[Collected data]

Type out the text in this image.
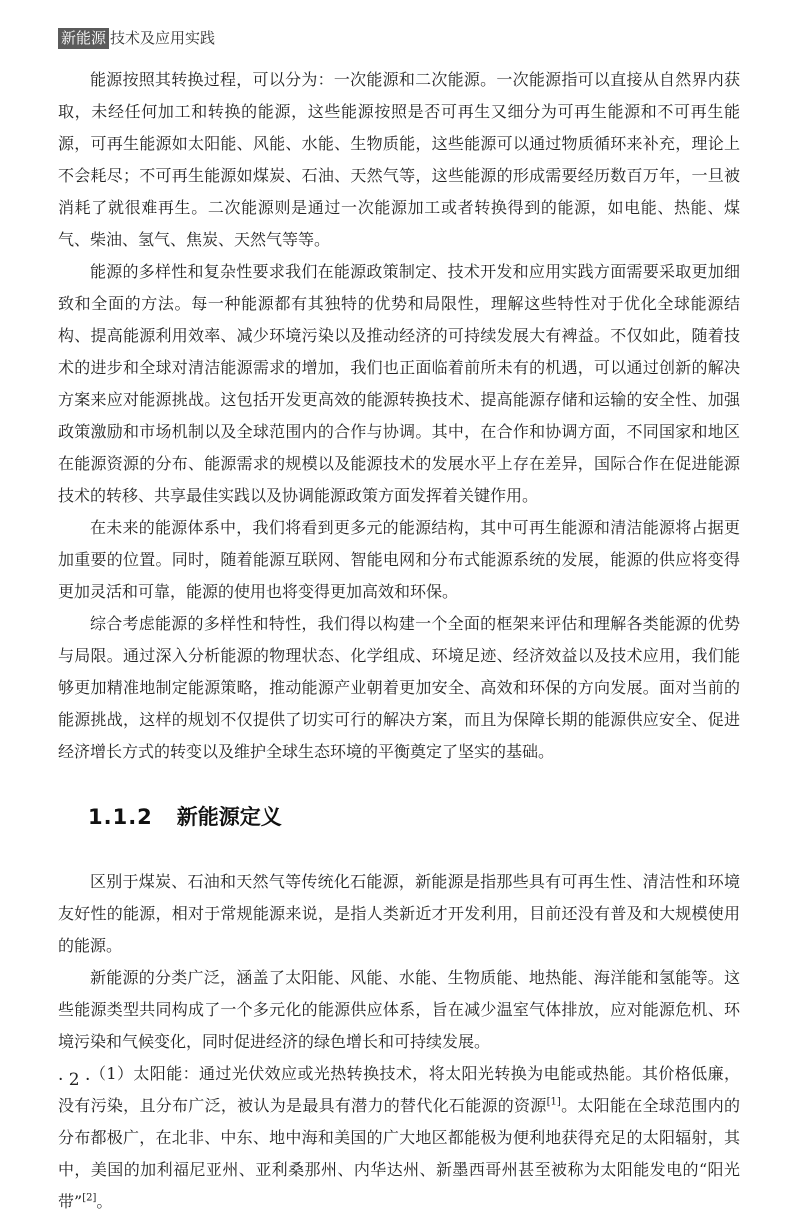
新能源 技术及应用实践

能源按照其转换过程，可以分为：一次能源和二次能源。一次能源指可以直接从自然界内获取，未经任何加工和转换的能源，这些能源按照是否可再生又细分为可再生能源和不可再生能源，可再生能源如太阳能、风能、水能、生物质能，这些能源可以通过物质循环来补充，理论上不会耗尽；不可再生能源如煤炭、石油、天然气等，这些能源的形成需要经历数百万年，一旦被消耗了就很难再生。二次能源则是通过一次能源加工或者转换得到的能源，如电能、热能、煤气、柴油、氢气、焦炭、天然气等等。

能源的多样性和复杂性要求我们在能源政策制定、技术开发和应用实践方面需要采取更加细致和全面的方法。每一种能源都有其独特的优势和局限性，理解这些特性对于优化全球能源结构、提高能源利用效率、减少环境污染以及推动经济的可持续发展大有裨益。不仅如此，随着技术的进步和全球对清洁能源需求的增加，我们也正面临着前所未有的机遇，可以通过创新的解决方案来应对能源挑战。这包括开发更高效的能源转换技术、提高能源存储和运输的安全性、加强政策激励和市场机制以及全球范围内的合作与协调。其中，在合作和协调方面，不同国家和地区在能源资源的分布、能源需求的规模以及能源技术的发展水平上存在差异，国际合作在促进能源技术的转移、共享最佳实践以及协调能源政策方面发挥着关键作用。

在未来的能源体系中，我们将看到更多元的能源结构，其中可再生能源和清洁能源将占据更加重要的位置。同时，随着能源互联网、智能电网和分布式能源系统的发展，能源的供应将变得更加灵活和可靠，能源的使用也将变得更加高效和环保。

综合考虑能源的多样性和特性，我们得以构建一个全面的框架来评估和理解各类能源的优势与局限。通过深入分析能源的物理状态、化学组成、环境足迹、经济效益以及技术应用，我们能够更加精准地制定能源策略，推动能源产业朝着更加安全、高效和环保的方向发展。面对当前的能源挑战，这样的规划不仅提供了切实可行的解决方案，而且为保障长期的能源供应安全、促进经济增长方式的转变以及维护全球生态环境的平衡奠定了坚实的基础。

1.1.2 新能源定义

区别于煤炭、石油和天然气等传统化石能源，新能源是指那些具有可再生性、清洁性和环境友好性的能源，相对于常规能源来说，是指人类新近才开发利用，目前还没有普及和大规模使用的能源。

新能源的分类广泛，涵盖了太阳能、风能、水能、生物质能、地热能、海洋能和氢能等。这些能源类型共同构成了一个多元化的能源供应体系，旨在减少温室气体排放，应对能源危机、环境污染和气候变化，同时促进经济的绿色增长和可持续发展。

（1）太阳能：通过光伏效应或光热转换技术，将太阳光转换为电能或热能。其价格低廉，没有污染，且分布广泛，被认为是最具有潜力的替代化石能源的资源[1]。太阳能在全球范围内的分布都极广，在北非、中东、地中海和美国的广大地区都能极为便利地获得充足的太阳辐射，其中，美国的加利福尼亚州、亚利桑那州、内华达州、新墨西哥州甚至被称为太阳能发电的“阳光带”[2]。

· 2 ·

- [Work required]
Repeat each entry exactly. Pictures do not belong in the copy.

- [Result below]
Type out the text in this image.
新能源 技术及应用实践

能源按照其转换过程，可以分为：一次能源和二次能源。一次能源指可以直接从自然界内获取，未经任何加工和转换的能源，这些能源按照是否可再生又细分为可再生能源和不可再生能源，可再生能源如太阳能、风能、水能、生物质能，这些能源可以通过物质循环来补充，理论上不会耗尽；不可再生能源如煤炭、石油、天然气等，这些能源的形成需要经历数百万年，一旦被消耗了就很难再生。二次能源则是通过一次能源加工或者转换得到的能源，如电能、热能、煤气、柴油、氢气、焦炭、天然气等等。

能源的多样性和复杂性要求我们在能源政策制定、技术开发和应用实践方面需要采取更加细致和全面的方法。每一种能源都有其独特的优势和局限性，理解这些特性对于优化全球能源结构、提高能源利用效率、减少环境污染以及推动经济的可持续发展大有裨益。不仅如此，随着技术的进步和全球对清洁能源需求的增加，我们也正面临着前所未有的机遇，可以通过创新的解决方案来应对能源挑战。这包括开发更高效的能源转换技术、提高能源存储和运输的安全性、加强政策激励和市场机制以及全球范围内的合作与协调。其中，在合作和协调方面，不同国家和地区在能源资源的分布、能源需求的规模以及能源技术的发展水平上存在差异，国际合作在促进能源技术的转移、共享最佳实践以及协调能源政策方面发挥着关键作用。

在未来的能源体系中，我们将看到更多元的能源结构，其中可再生能源和清洁能源将占据更加重要的位置。同时，随着能源互联网、智能电网和分布式能源系统的发展，能源的供应将变得更加灵活和可靠，能源的使用也将变得更加高效和环保。

综合考虑能源的多样性和特性，我们得以构建一个全面的框架来评估和理解各类能源的优势与局限。通过深入分析能源的物理状态、化学组成、环境足迹、经济效益以及技术应用，我们能够更加精准地制定能源策略，推动能源产业朝着更加安全、高效和环保的方向发展。面对当前的能源挑战，这样的规划不仅提供了切实可行的解决方案，而且为保障长期的能源供应安全、促进经济增长方式的转变以及维护全球生态环境的平衡奠定了坚实的基础。

1.1.2 新能源定义

区别于煤炭、石油和天然气等传统化石能源，新能源是指那些具有可再生性、清洁性和环境友好性的能源，相对于常规能源来说，是指人类新近才开发利用，目前还没有普及和大规模使用的能源。

新能源的分类广泛，涵盖了太阳能、风能、水能、生物质能、地热能、海洋能和氢能等。这些能源类型共同构成了一个多元化的能源供应体系，旨在减少温室气体排放，应对能源危机、环境污染和气候变化，同时促进经济的绿色增长和可持续发展。

（1）太阳能：通过光伏效应或光热转换技术，将太阳光转换为电能或热能。其价格低廉，没有污染，且分布广泛，被认为是最具有潜力的替代化石能源的资源[1]。太阳能在全球范围内的分布都极广，在北非、中东、地中海和美国的广大地区都能极为便利地获得充足的太阳辐射，其中，美国的加利福尼亚州、亚利桑那州、内华达州、新墨西哥州甚至被称为太阳能发电的“阳光带”[2]。

· 2 ·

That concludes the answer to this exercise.